#### TASK INSTRUCTIONS
Write out the full set of records exactly. Any pictures in them do not belong in the copy.
====== DATASET CONTENT
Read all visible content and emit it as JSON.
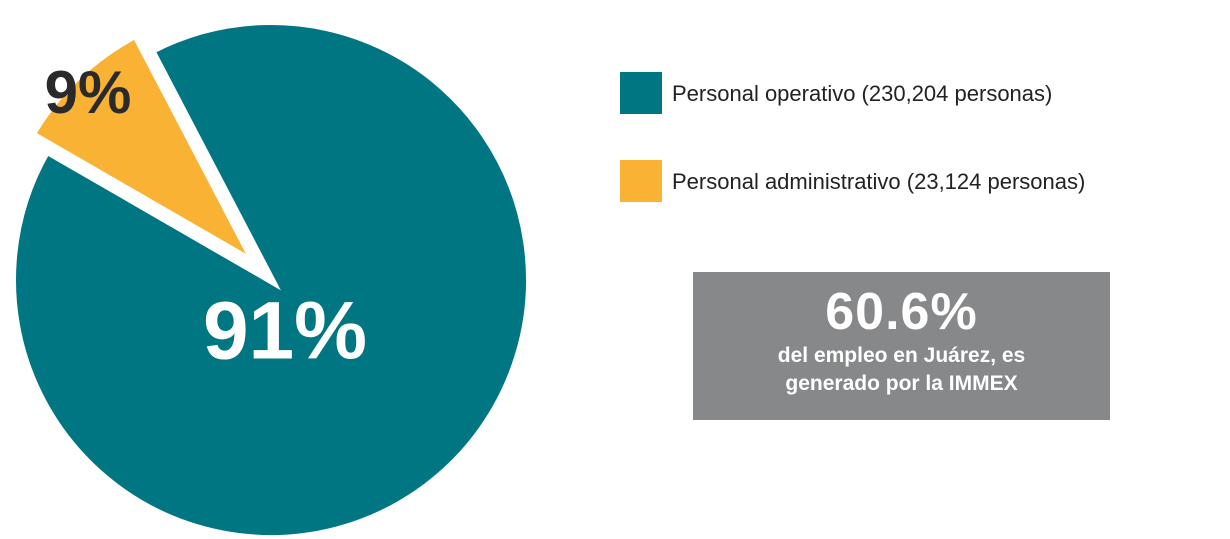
{
  "chart_data": {
    "type": "pie",
    "categories": [
      "Personal operativo (230,204 personas)",
      "Personal administrativo (23,124 personas)"
    ],
    "values": [
      91,
      9
    ],
    "value_labels": [
      "91%",
      "9%"
    ],
    "colors": [
      "#007682",
      "#f9b233"
    ],
    "annotation": {
      "headline": "60.6%",
      "text": "del empleo en Juárez, es generado por la IMMEX"
    }
  }
}
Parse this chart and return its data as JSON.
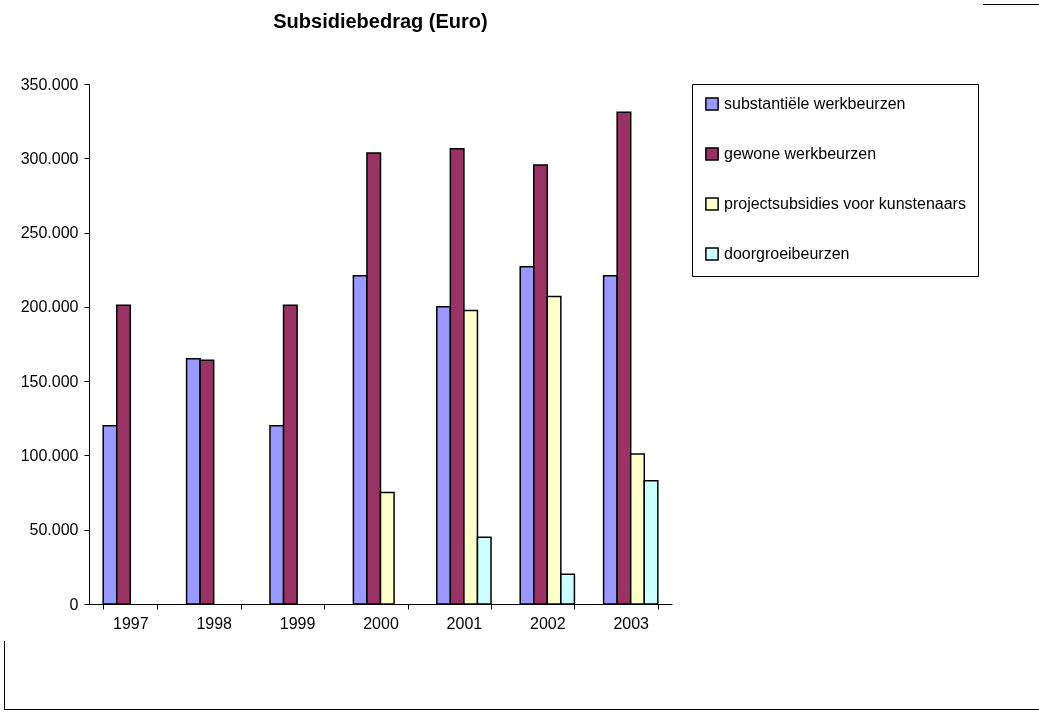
============
#### EXERCISE OUTPUT
Read all visible content and emit it as JSON.
{
  "chart_data": {
    "type": "pie",
    "categories": [
      "Personal operativo (230,204 personas)",
      "Personal administrativo (23,124 personas)"
    ],
    "values": [
      91,
      9
    ],
    "value_labels": [
      "91%",
      "9%"
    ],
    "colors": [
      "#007682",
      "#f9b233"
    ],
    "annotation": {
      "headline": "60.6%",
      "text": "del empleo en Juárez, es generado por la IMMEX"
    }
  }
}
Parse this chart and return its data as JSON.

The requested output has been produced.